Replace "friends" with "cousins" and write out the part of the forum thread starting with "## Devilweed (Jul 14, 2006)" and going on through "only find crosses.".

* Passage shown:
↓

# Manatuska thunderfuck



## skateNsmoke (Jul 7, 2006)

ive heard about this strain someone tried tellin me it has 40%thc but isnt g13 the strongest there is? i thought maybe the way the sunlight period is in alaska might help, i dono


----------



## Devilweed (Jul 14, 2006)

Damn, your right, but that is one wierd name.


----------



## Biffdoggie (Jul 20, 2006)

I believe it's "matanuska thunderfuck" and I had heard of it from some friends in alaska some time ago, it was supposed to the cream of the crop. I have since been told that the original strain died out and now you can only find crosses.


----------



## Devilweed (Jul 22, 2006)

truly sad...


----------



## Tarcisius (Aug 4, 2006)

This it?
hxxp://www.seedboutique.com/store/product_info.php?manufacturers_id=34&products_id=431


----------



## astra007 (Aug 15, 2006)

unfortunately - another fine myth.  the highest THC content i've ever come across in 30 years lab tested was blue widow at 23.7%   G13 is maybe 12% and matanuska tundra crossed with somethin = thunderfuck and its about the same maybe 14%.  the thunderfuck is akin to NL#5 in smoking, smooth and silky if cured right.  and ya can get seeds still


----------



## Darth BongWongDong (Aug 17, 2006)

blue widow.....sweet ...thats my next quest...thx astra...i was trying to find out the strongest


----------



## astra007 (Aug 17, 2006)

i ordered blue widow from highgrade seeds - do not please.  i am waiting to see what this is in reality.  got 2 fems out of 10 outdoor maturing.  does not look like B/B  it could be a white russian x b/b cross  maybe, let ya know.  bong if ya find the bluewidow can ya contact me please

did ya check out buzzgrow or whatever


----------



## Darth BongWongDong (Aug 17, 2006)

↑

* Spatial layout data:

↓

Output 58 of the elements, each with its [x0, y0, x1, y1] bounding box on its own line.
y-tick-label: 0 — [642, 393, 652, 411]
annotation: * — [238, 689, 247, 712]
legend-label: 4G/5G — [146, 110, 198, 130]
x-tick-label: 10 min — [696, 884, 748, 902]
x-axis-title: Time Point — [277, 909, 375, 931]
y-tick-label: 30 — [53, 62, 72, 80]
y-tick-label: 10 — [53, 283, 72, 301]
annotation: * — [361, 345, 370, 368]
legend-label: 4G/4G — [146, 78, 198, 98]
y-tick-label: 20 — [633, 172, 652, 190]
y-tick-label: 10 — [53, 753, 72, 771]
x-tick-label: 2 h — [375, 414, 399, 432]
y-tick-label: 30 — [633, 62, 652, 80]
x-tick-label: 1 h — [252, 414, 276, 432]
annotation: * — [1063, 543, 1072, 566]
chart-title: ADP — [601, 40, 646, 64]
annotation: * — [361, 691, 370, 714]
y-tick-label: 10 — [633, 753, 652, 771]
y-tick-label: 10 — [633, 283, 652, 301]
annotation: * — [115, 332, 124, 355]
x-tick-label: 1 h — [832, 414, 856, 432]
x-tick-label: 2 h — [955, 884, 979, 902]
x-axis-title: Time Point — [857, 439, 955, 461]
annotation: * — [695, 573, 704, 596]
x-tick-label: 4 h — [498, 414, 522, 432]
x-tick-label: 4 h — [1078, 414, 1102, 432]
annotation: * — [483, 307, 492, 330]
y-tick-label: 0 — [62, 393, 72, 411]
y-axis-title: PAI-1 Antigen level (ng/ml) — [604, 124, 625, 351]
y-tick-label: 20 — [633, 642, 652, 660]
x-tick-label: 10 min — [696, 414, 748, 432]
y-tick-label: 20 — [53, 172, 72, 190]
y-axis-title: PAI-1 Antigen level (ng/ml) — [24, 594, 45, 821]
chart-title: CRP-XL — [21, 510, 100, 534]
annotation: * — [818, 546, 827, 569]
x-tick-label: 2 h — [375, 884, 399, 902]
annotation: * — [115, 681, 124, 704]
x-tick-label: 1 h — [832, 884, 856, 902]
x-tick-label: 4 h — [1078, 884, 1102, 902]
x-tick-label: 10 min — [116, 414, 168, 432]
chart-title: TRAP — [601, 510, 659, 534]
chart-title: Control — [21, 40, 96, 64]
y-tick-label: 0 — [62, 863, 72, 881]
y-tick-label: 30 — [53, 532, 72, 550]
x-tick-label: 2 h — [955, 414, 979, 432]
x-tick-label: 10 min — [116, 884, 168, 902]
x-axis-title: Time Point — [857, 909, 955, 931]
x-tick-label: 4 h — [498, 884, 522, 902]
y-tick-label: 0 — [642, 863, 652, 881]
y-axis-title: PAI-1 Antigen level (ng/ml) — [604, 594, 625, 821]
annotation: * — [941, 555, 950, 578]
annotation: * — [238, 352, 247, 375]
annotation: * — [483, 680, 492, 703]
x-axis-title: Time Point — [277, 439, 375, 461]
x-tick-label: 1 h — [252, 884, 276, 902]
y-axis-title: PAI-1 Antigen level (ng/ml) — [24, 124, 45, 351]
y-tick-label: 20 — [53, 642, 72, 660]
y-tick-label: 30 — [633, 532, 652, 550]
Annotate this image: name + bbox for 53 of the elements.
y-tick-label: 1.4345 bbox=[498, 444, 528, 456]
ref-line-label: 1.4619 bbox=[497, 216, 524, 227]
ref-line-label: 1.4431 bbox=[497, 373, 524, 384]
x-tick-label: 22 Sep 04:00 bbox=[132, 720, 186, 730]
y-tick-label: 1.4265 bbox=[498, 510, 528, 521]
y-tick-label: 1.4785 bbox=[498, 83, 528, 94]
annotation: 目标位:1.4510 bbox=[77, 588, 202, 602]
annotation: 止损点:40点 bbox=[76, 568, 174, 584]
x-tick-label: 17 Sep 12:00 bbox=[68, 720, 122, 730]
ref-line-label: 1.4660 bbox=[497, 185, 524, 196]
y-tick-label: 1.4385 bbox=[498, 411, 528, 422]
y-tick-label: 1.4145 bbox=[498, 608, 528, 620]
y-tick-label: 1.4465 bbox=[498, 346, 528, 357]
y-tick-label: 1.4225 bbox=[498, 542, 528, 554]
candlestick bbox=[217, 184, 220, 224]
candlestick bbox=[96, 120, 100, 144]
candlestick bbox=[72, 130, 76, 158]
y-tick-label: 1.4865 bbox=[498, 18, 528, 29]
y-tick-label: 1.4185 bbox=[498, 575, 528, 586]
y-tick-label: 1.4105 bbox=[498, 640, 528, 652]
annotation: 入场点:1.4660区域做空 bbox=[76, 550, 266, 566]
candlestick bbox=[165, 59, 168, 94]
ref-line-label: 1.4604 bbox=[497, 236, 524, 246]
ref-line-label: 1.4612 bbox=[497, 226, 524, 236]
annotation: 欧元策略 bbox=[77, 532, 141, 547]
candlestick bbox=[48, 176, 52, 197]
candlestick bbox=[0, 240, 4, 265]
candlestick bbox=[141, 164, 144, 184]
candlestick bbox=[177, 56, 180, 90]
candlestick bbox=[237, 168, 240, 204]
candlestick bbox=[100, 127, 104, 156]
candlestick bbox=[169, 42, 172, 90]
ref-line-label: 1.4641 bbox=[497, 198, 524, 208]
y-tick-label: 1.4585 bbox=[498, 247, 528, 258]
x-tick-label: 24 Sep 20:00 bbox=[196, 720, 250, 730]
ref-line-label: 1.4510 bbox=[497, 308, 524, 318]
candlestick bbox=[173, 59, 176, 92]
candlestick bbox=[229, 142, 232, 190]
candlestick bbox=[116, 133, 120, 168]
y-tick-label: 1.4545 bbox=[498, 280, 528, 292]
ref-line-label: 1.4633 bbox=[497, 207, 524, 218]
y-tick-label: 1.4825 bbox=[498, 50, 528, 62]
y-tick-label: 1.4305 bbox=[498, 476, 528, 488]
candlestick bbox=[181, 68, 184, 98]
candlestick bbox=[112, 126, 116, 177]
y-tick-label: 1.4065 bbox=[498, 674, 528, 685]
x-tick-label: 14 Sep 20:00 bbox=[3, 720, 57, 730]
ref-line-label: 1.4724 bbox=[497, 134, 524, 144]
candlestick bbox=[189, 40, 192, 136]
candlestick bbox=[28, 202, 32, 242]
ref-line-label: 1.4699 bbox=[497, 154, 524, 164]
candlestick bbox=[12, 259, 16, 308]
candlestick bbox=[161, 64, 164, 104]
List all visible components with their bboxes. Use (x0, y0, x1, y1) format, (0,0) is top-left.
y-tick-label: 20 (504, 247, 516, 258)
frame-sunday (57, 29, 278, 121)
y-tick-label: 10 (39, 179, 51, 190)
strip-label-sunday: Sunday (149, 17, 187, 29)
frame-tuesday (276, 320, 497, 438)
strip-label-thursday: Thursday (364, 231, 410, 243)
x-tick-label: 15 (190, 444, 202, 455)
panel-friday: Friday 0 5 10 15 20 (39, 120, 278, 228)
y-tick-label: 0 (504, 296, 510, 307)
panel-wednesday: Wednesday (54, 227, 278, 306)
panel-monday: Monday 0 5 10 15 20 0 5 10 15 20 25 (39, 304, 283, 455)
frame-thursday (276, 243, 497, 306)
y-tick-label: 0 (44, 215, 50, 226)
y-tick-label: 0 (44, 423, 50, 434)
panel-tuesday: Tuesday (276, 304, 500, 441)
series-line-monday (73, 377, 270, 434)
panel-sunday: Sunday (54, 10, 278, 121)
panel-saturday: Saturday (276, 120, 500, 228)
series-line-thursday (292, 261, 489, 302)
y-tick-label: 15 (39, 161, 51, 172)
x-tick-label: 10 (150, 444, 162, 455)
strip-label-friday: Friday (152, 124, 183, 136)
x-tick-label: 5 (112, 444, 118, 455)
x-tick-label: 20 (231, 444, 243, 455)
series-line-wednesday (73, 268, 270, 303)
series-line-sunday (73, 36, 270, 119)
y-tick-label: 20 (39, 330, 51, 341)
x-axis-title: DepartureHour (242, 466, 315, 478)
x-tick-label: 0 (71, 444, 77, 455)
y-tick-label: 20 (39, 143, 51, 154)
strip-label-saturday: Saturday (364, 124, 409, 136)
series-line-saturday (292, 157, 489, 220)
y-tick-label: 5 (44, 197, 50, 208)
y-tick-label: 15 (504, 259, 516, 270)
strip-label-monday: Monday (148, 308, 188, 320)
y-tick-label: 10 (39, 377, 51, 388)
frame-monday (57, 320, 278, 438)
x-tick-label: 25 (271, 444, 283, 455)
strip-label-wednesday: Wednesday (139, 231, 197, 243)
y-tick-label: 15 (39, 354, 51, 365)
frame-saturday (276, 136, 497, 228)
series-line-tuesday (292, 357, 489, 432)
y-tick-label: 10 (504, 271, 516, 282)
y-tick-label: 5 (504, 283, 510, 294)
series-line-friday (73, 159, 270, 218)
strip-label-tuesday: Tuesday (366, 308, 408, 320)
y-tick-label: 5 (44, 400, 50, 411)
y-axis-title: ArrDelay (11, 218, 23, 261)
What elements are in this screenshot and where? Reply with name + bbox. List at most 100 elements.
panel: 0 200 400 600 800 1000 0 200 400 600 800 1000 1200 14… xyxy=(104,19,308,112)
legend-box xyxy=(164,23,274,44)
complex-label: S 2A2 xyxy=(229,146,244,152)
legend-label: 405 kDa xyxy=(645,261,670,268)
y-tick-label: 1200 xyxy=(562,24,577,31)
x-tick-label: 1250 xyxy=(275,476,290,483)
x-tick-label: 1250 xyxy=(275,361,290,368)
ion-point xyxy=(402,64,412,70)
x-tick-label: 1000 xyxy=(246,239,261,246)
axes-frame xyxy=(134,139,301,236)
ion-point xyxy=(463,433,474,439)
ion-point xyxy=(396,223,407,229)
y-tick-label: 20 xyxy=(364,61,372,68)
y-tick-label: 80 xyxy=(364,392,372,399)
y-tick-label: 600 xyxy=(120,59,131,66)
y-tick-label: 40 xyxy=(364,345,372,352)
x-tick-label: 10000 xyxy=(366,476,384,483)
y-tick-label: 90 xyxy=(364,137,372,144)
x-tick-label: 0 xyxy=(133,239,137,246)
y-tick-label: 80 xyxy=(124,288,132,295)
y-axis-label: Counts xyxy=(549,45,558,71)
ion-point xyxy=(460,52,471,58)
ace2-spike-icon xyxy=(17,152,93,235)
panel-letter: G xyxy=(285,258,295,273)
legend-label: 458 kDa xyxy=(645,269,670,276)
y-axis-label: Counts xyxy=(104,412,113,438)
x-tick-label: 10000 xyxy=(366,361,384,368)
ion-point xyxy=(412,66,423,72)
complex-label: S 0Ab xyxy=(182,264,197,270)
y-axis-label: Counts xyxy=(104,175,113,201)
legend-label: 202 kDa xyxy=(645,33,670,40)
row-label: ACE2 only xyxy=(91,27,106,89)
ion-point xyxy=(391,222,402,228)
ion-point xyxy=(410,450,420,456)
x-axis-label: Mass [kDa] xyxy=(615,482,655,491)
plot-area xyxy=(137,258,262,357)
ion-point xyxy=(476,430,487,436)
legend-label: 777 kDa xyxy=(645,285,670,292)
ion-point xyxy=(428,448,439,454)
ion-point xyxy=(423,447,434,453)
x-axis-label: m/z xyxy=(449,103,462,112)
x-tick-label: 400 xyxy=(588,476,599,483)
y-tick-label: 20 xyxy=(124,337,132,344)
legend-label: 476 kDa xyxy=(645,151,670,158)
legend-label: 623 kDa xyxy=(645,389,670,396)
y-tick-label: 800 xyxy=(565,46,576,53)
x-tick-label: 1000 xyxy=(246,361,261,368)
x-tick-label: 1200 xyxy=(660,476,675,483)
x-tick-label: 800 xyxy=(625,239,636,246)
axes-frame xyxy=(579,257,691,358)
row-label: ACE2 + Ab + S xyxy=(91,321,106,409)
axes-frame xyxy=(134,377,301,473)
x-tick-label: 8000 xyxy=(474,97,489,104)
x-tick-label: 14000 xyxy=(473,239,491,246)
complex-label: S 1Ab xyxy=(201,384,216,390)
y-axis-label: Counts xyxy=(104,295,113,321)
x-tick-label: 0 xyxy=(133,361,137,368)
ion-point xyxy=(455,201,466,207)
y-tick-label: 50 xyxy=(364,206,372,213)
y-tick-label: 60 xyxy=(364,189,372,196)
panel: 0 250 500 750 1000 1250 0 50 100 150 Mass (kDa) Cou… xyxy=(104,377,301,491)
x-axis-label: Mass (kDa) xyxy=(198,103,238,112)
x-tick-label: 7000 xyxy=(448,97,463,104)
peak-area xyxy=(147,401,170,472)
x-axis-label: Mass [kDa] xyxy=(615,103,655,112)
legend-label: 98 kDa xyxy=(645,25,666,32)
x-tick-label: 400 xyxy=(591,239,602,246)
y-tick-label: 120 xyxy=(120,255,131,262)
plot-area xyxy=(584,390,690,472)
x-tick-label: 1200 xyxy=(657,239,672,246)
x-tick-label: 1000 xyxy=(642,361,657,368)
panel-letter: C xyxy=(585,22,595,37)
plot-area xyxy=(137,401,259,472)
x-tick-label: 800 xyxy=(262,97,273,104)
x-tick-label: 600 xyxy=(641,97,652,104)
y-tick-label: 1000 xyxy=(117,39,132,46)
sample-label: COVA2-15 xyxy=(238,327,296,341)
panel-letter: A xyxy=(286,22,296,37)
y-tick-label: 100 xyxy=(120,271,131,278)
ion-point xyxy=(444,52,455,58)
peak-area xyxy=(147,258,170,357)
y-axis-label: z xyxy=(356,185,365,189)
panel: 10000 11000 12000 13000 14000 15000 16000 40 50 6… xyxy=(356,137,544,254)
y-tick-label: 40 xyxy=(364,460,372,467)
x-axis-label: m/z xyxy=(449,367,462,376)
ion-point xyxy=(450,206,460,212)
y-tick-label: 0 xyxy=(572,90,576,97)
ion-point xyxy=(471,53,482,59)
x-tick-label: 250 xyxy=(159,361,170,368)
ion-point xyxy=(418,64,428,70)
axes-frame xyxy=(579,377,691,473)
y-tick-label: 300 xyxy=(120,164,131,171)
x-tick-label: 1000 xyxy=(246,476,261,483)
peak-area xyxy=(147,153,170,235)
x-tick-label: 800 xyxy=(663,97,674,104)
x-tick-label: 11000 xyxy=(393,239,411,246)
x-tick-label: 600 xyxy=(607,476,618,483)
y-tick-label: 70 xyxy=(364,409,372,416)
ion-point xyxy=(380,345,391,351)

↑

* Complete response:
## Devilweed (Jul 14, 2006)

Damn, your right, but that is one wierd name.


----------



## Biffdoggie (Jul 20, 2006)

I believe it's "matanuska thunderfuck" and I had heard of it from some cousins in alaska some time ago, it was supposed to the cream of the crop. I have since been told that the original strain died out and now you can only find crosses.